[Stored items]
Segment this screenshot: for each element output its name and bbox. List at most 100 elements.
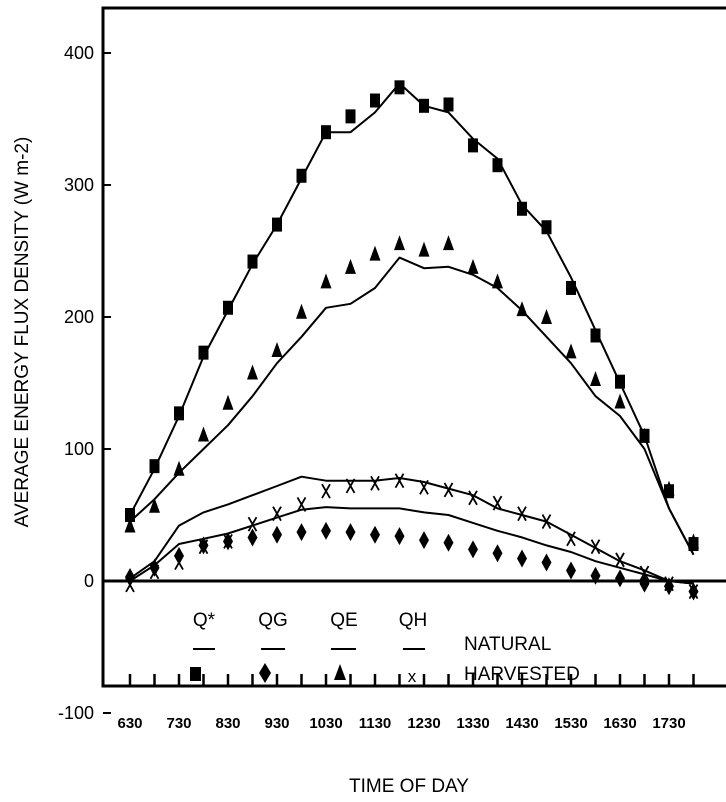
x-tick-label: 1530: [554, 715, 587, 732]
x-axis: 630 730 830 930 1030 1130 1230 1330 1430 1530 1630…: [117, 674, 695, 732]
y-tick-label: -100: [58, 703, 94, 723]
marker-qstar-harvested: [272, 217, 282, 232]
marker-qe-harvested: [541, 309, 552, 324]
line-qh-natural: [129, 475, 694, 585]
x-tick-label: 1230: [407, 715, 440, 732]
marker-qg-harvested: [198, 536, 209, 555]
marker-qstar-harvested: [198, 345, 209, 360]
marker-qh-harvested: [566, 531, 576, 547]
legend-triangle-marker: [334, 664, 346, 680]
x-tick-label: 1430: [505, 715, 538, 732]
marker-qstar-harvested: [321, 125, 331, 140]
marker-qh-harvested: [517, 506, 527, 522]
marker-qh-harvested: [419, 479, 429, 495]
marker-qe-harvested: [222, 394, 234, 410]
marker-qstar-harvested: [296, 168, 307, 183]
marker-qg-harvested: [125, 568, 135, 587]
marker-qstar-harvested: [541, 220, 552, 235]
x-tick-label: 1130: [359, 715, 392, 732]
marker-qstar-harvested: [615, 374, 625, 389]
y-tick-label: 200: [64, 307, 94, 327]
marker-qstar-harvested: [370, 93, 380, 108]
marker-qh-harvested: [394, 473, 405, 489]
marker-qstar-harvested: [590, 328, 601, 343]
marker-qe-harvested: [443, 235, 454, 251]
marker-qe-harvested: [418, 241, 430, 257]
y-axis: -100 0 100 200 300 400: [58, 43, 111, 723]
marker-qh-harvested: [272, 506, 282, 522]
series-lines: [129, 82, 695, 585]
marker-qh-harvested: [615, 552, 625, 568]
marker-qe-harvested: [369, 245, 381, 261]
marker-qg-harvested: [419, 531, 429, 550]
marker-qe-harvested: [516, 301, 528, 317]
marker-qe-harvested: [394, 235, 405, 251]
marker-qg-harvested: [247, 528, 258, 547]
marker-qg-harvested: [296, 523, 307, 542]
marker-qg-harvested: [517, 549, 527, 568]
plot-frame: [101, 6, 726, 688]
x-tick-label: 1630: [603, 715, 636, 732]
marker-qg-harvested: [370, 525, 380, 544]
plot-border: [101, 6, 726, 688]
marker-qh-harvested: [370, 475, 380, 491]
legend-row-harvested: HARVESTED: [464, 664, 580, 685]
marker-qg-harvested: [443, 533, 454, 552]
marker-qg-harvested: [541, 553, 552, 572]
x-tick-label: 630: [117, 715, 142, 732]
marker-qstar-harvested: [174, 406, 184, 421]
marker-qe-harvested: [149, 497, 160, 513]
x-tick-label: 1730: [652, 715, 685, 732]
marker-qe-harvested: [320, 273, 332, 289]
marker-qe-harvested: [296, 303, 307, 319]
marker-qh-harvested: [492, 495, 503, 511]
marker-qg-harvested: [174, 546, 184, 565]
marker-qg-harvested: [566, 561, 576, 580]
legend-col-qstar: Q*: [193, 610, 216, 631]
legend-row-natural: NATURAL: [464, 634, 551, 655]
marker-qh-harvested: [345, 478, 356, 494]
marker-qg-harvested: [345, 523, 356, 542]
marker-qg-harvested: [272, 525, 282, 544]
marker-qstar-harvested: [125, 508, 135, 522]
marker-qh-harvested: [247, 516, 258, 532]
x-tick-label: 930: [264, 715, 289, 732]
marker-qh-harvested: [468, 490, 478, 506]
marker-qe-harvested: [688, 533, 699, 549]
marker-qh-harvested: [296, 496, 307, 512]
y-tick-label: 300: [64, 175, 94, 195]
series-markers: [124, 80, 699, 601]
marker-qg-harvested: [223, 532, 233, 551]
marker-qe-harvested: [247, 364, 258, 380]
marker-qg-harvested: [321, 521, 331, 540]
y-tick-label: 100: [64, 439, 94, 459]
marker-qg-harvested: [590, 566, 601, 585]
legend-square-marker: [190, 667, 201, 681]
line-qstar-natural: [129, 82, 695, 556]
y-axis-title: AVERAGE ENERGY FLUX DENSITY (W m-2): [12, 137, 33, 528]
marker-qe-harvested: [271, 342, 283, 357]
marker-qstar-harvested: [394, 80, 405, 95]
marker-qe-harvested: [198, 426, 209, 442]
legend-x-marker: x: [408, 667, 417, 686]
x-tick-label: 1330: [456, 715, 489, 732]
marker-qstar-harvested: [149, 459, 160, 474]
marker-qg-harvested: [149, 558, 160, 577]
legend-col-qe: QE: [330, 610, 357, 631]
marker-qh-harvested: [541, 514, 552, 530]
marker-qstar-harvested: [492, 158, 503, 173]
x-axis-title: TIME OF DAY: [349, 776, 469, 797]
marker-qg-harvested: [688, 582, 699, 601]
marker-qe-harvested: [590, 371, 601, 387]
marker-qh-harvested: [590, 539, 601, 555]
marker-qstar-harvested: [419, 98, 429, 113]
marker-qg-harvested: [492, 544, 503, 563]
marker-qh-harvested: [321, 483, 331, 499]
marker-qg-harvested: [639, 574, 650, 593]
y-tick-label: 400: [64, 43, 94, 63]
marker-qstar-harvested: [468, 138, 478, 153]
marker-qh-harvested: [639, 565, 650, 581]
marker-qstar-harvested: [566, 280, 576, 295]
x-tick-label: 830: [215, 715, 240, 732]
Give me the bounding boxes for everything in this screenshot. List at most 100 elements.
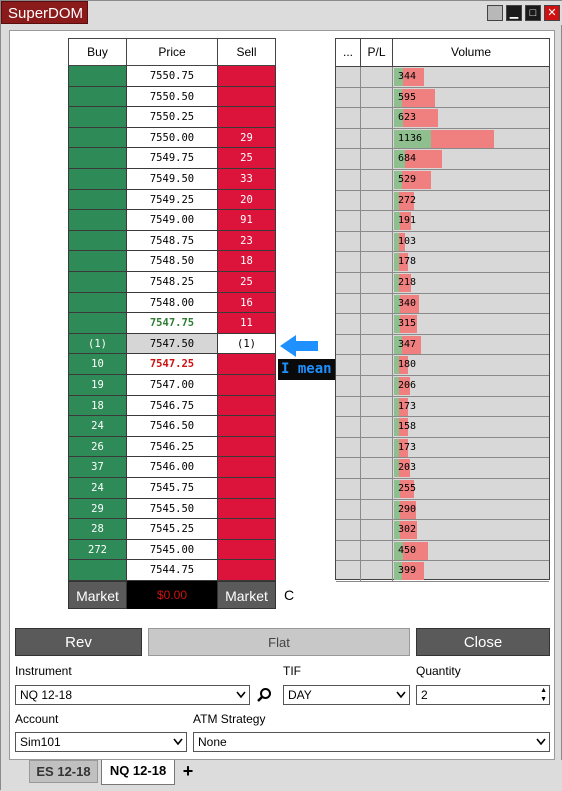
tif-select[interactable]: DAY <box>283 685 410 705</box>
spin-up-icon[interactable]: ▲ <box>540 687 547 694</box>
sell-cell[interactable] <box>217 478 276 499</box>
pl-cell <box>361 211 393 231</box>
sell-cell[interactable]: 91 <box>217 210 276 231</box>
add-tab-button[interactable]: + <box>177 760 199 783</box>
buy-cell[interactable]: 18 <box>68 395 127 417</box>
close-icon[interactable]: ✕ <box>544 5 560 21</box>
price-cell: 7544.75 <box>126 560 218 581</box>
title-bar[interactable]: SuperDOM ▁ □ ✕ <box>1 1 562 25</box>
close-button[interactable]: Close <box>416 628 550 656</box>
volume-row: 103 <box>336 231 549 253</box>
sell-cell[interactable] <box>217 539 276 561</box>
ladder-row: 7550.50 <box>68 86 276 108</box>
buy-cell[interactable] <box>68 272 127 293</box>
volume-row: 178 <box>336 252 549 273</box>
minimize-icon[interactable]: ▁ <box>506 5 522 21</box>
sell-cell[interactable] <box>217 498 276 520</box>
volume-row: 302 <box>336 520 549 541</box>
ladder-row: 24 7545.75 <box>68 478 276 499</box>
sell-cell[interactable] <box>217 354 276 375</box>
sell-cell[interactable]: 25 <box>217 272 276 293</box>
volume-row: 158 <box>336 417 549 438</box>
buy-cell[interactable] <box>68 189 127 211</box>
pl-cell <box>361 149 393 169</box>
tab-es-12-18[interactable]: ES 12-18 <box>29 760 98 783</box>
dots-cell <box>336 376 361 396</box>
buy-cell[interactable] <box>68 148 127 169</box>
sell-cell[interactable]: 20 <box>217 189 276 211</box>
market-buy-button[interactable]: Market <box>68 581 127 609</box>
dots-header[interactable]: ... <box>336 39 361 67</box>
buy-cell[interactable]: 24 <box>68 416 127 437</box>
buy-cell[interactable] <box>68 169 127 190</box>
settings-icon[interactable] <box>487 5 503 21</box>
dots-cell <box>336 334 361 355</box>
buy-cell[interactable]: 272 <box>68 539 127 561</box>
sell-cell[interactable] <box>217 395 276 417</box>
sell-cell[interactable] <box>217 66 276 87</box>
buy-cell[interactable] <box>68 86 127 108</box>
buy-cell[interactable] <box>68 127 127 149</box>
c-label: C <box>284 587 295 603</box>
sell-cell[interactable] <box>217 436 276 458</box>
buy-cell[interactable] <box>68 251 127 272</box>
sell-cell[interactable]: 25 <box>217 148 276 169</box>
sell-volume-bar <box>400 480 415 498</box>
dots-cell <box>336 108 361 128</box>
buy-cell[interactable] <box>68 107 127 128</box>
sell-cell[interactable] <box>217 416 276 437</box>
sell-cell[interactable] <box>217 86 276 108</box>
volume-row: 1136 <box>336 128 549 150</box>
account-select[interactable]: Sim101 <box>15 732 187 752</box>
market-sell-button[interactable]: Market <box>217 581 276 609</box>
quantity-stepper[interactable]: 2 ▲ ▼ <box>416 685 550 705</box>
volume-value: 158 <box>398 421 417 433</box>
buy-cell[interactable] <box>68 210 127 231</box>
buy-cell[interactable]: 10 <box>68 354 127 375</box>
buy-cell[interactable]: 24 <box>68 478 127 499</box>
tab-nq-12-18[interactable]: NQ 12-18 <box>101 760 175 785</box>
buy-cell[interactable] <box>68 292 127 314</box>
sell-cell[interactable] <box>217 107 276 128</box>
buy-cell[interactable]: 28 <box>68 519 127 540</box>
sell-cell[interactable] <box>217 519 276 540</box>
volume-row: 450 <box>336 540 549 562</box>
pl-cell <box>361 128 393 149</box>
flat-button[interactable]: Flat <box>148 628 410 656</box>
buy-cell[interactable]: 29 <box>68 498 127 520</box>
sell-cell[interactable] <box>217 375 276 396</box>
sell-cell[interactable]: 33 <box>217 169 276 190</box>
sell-cell[interactable]: (1) <box>217 333 276 355</box>
buy-volume-bar <box>394 397 399 416</box>
maximize-icon[interactable]: □ <box>525 5 541 21</box>
volume-value: 272 <box>398 194 417 206</box>
pl-cell <box>361 479 393 499</box>
buy-volume-bar <box>394 109 404 128</box>
spin-down-icon[interactable]: ▼ <box>540 696 547 703</box>
rev-button[interactable]: Rev <box>15 628 142 656</box>
ladder-row: 7549.50 33 <box>68 169 276 190</box>
buy-cell[interactable] <box>68 313 127 334</box>
buy-cell[interactable]: (1) <box>68 333 127 355</box>
buy-cell[interactable]: 26 <box>68 436 127 458</box>
sell-cell[interactable] <box>217 560 276 581</box>
pl-cell <box>361 273 393 293</box>
buy-cell[interactable]: 19 <box>68 375 127 396</box>
volume-row: 399 <box>336 561 549 582</box>
sell-cell[interactable]: 16 <box>217 292 276 314</box>
chevron-down-icon <box>236 691 246 699</box>
buy-cell[interactable] <box>68 560 127 581</box>
search-icon[interactable] <box>256 687 272 703</box>
sell-cell[interactable] <box>217 457 276 478</box>
sell-cell[interactable]: 11 <box>217 313 276 334</box>
buy-cell[interactable] <box>68 66 127 87</box>
atm-strategy-select[interactable]: None <box>193 732 550 752</box>
buy-cell[interactable] <box>68 230 127 252</box>
buy-cell[interactable]: 37 <box>68 457 127 478</box>
sell-cell[interactable]: 18 <box>217 251 276 272</box>
ladder-row: (1) 7547.50 (1) <box>68 333 276 355</box>
sell-cell[interactable]: 29 <box>217 127 276 149</box>
instrument-select[interactable]: NQ 12-18 <box>15 685 250 705</box>
sell-cell[interactable]: 23 <box>217 230 276 252</box>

* _TASK REQUIREMENTS_: Output the item lines unchanged, beginning with the line that contains "tif-select[interactable]: DAY <box>283" and continuing through the line that contains "buy-cell[interactable] <box>68 169", with both of those lines included.

* _COMPLETED TASK_:
tif-select[interactable]: DAY <box>283 685 410 705</box>
spin-up-icon[interactable]: ▲ <box>540 687 547 694</box>
sell-cell[interactable] <box>217 478 276 499</box>
pl-cell <box>361 211 393 231</box>
sell-cell[interactable]: 91 <box>217 210 276 231</box>
add-tab-button[interactable]: + <box>177 760 199 783</box>
buy-cell[interactable]: 18 <box>68 395 127 417</box>
close-icon[interactable]: ✕ <box>544 5 560 21</box>
price-cell: 7544.75 <box>126 560 218 581</box>
title-bar[interactable]: SuperDOM ▁ □ ✕ <box>1 1 562 25</box>
close-button[interactable]: Close <box>416 628 550 656</box>
volume-row: 103 <box>336 231 549 253</box>
sell-cell[interactable] <box>217 539 276 561</box>
ladder-row: 7550.50 <box>68 86 276 108</box>
buy-cell[interactable] <box>68 272 127 293</box>
volume-row: 178 <box>336 252 549 273</box>
minimize-icon[interactable]: ▁ <box>506 5 522 21</box>
sell-cell[interactable] <box>217 498 276 520</box>
volume-row: 302 <box>336 520 549 541</box>
ladder-row: 24 7545.75 <box>68 478 276 499</box>
sell-cell[interactable] <box>217 354 276 375</box>
sell-cell[interactable]: 25 <box>217 272 276 293</box>
volume-row: 158 <box>336 417 549 438</box>
buy-cell[interactable] <box>68 189 127 211</box>
pl-cell <box>361 149 393 169</box>
tab-es-12-18[interactable]: ES 12-18 <box>29 760 98 783</box>
dots-cell <box>336 376 361 396</box>
buy-cell[interactable] <box>68 148 127 169</box>
sell-cell[interactable]: 20 <box>217 189 276 211</box>
market-buy-button[interactable]: Market <box>68 581 127 609</box>
dots-header[interactable]: ... <box>336 39 361 67</box>
buy-cell[interactable]: 24 <box>68 416 127 437</box>
buy-cell[interactable] <box>68 169 127 190</box>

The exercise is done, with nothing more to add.